(A block of data)
**********
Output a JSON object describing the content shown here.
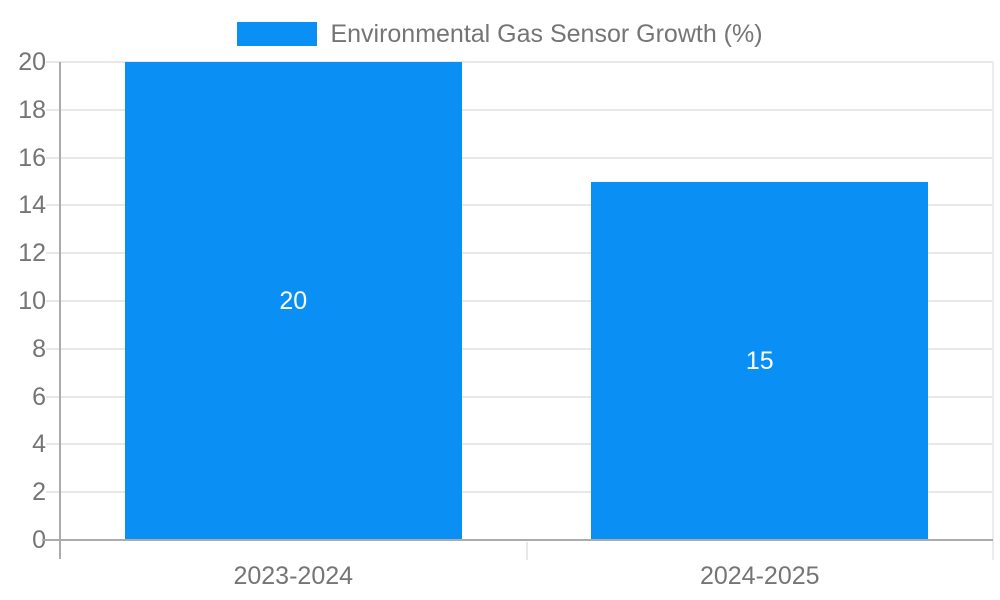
{
  "chart_data": {
    "type": "bar",
    "title": "Environmental Gas Sensor Growth (%)",
    "categories": [
      "2023-2024",
      "2024-2025"
    ],
    "series": [
      {
        "name": "Environmental Gas Sensor Growth (%)",
        "color": "#0a90f4",
        "values": [
          20,
          15
        ]
      }
    ],
    "value_labels": [
      "20",
      "15"
    ],
    "xlabel": "",
    "ylabel": "",
    "ylim": [
      0,
      20
    ],
    "yticks": [
      0,
      2,
      4,
      6,
      8,
      10,
      12,
      14,
      16,
      18,
      20
    ],
    "grid": true,
    "legend_position": "top-center",
    "bar_width_ratio": 0.722
  },
  "style": {
    "accent": "#0a90f4",
    "background": "#ffffff",
    "grid_color": "#e8e8e8",
    "axis_color": "#ababab",
    "right_border_color": "#ececec",
    "text_color": "#757575",
    "bar_label_color": "#ffffff"
  }
}
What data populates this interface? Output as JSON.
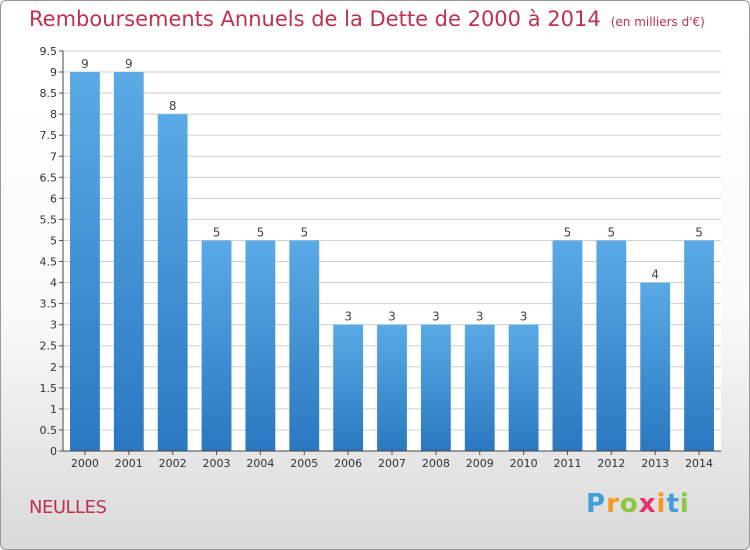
{
  "chart_data": {
    "type": "bar",
    "title": "Remboursements Annuels de la Dette de 2000 à 2014",
    "subtitle": "(en milliers d'€)",
    "categories": [
      "2000",
      "2001",
      "2002",
      "2003",
      "2004",
      "2005",
      "2006",
      "2007",
      "2008",
      "2009",
      "2010",
      "2011",
      "2012",
      "2013",
      "2014"
    ],
    "values": [
      9,
      9,
      8,
      5,
      5,
      5,
      3,
      3,
      3,
      3,
      3,
      5,
      5,
      4,
      5
    ],
    "ylim": [
      0,
      9.5
    ],
    "yticks": [
      "0",
      "0.5",
      "1",
      "1.5",
      "2",
      "2.5",
      "3",
      "3.5",
      "4",
      "4.5",
      "5",
      "5.5",
      "6",
      "6.5",
      "7",
      "7.5",
      "8",
      "8.5",
      "9",
      "9.5"
    ],
    "ytick_values": [
      0,
      0.5,
      1,
      1.5,
      2,
      2.5,
      3,
      3.5,
      4,
      4.5,
      5,
      5.5,
      6,
      6.5,
      7,
      7.5,
      8,
      8.5,
      9,
      9.5
    ],
    "grid": true,
    "bar_color": "#5aaae6",
    "bar_color_dark": "#2a78c0"
  },
  "place_name": "NEULLES",
  "logo": {
    "letters": [
      "P",
      "r",
      "o",
      "x",
      "i",
      "t",
      "i"
    ],
    "colors": [
      "#3fa0d8",
      "#f39a1e",
      "#8cc63e",
      "#e8326e",
      "#f39a1e",
      "#3fa0d8",
      "#8cc63e"
    ]
  },
  "title_color": "#c0304f"
}
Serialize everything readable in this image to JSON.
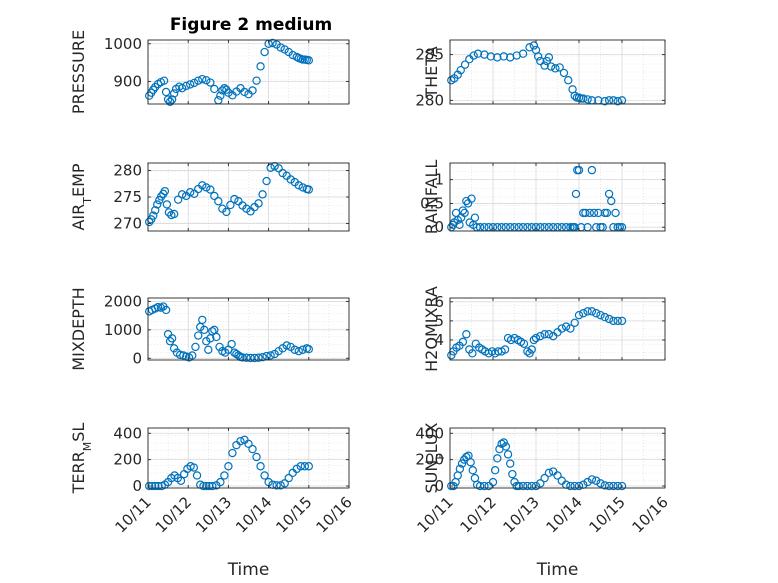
**********
Requirements:
Pull every line containing the word "Growth" out of the material.

Exercise result:
    "title": "Environmental Gas Sensor Growth (%)",
        "name": "Environmental Gas Sensor Growth (%)",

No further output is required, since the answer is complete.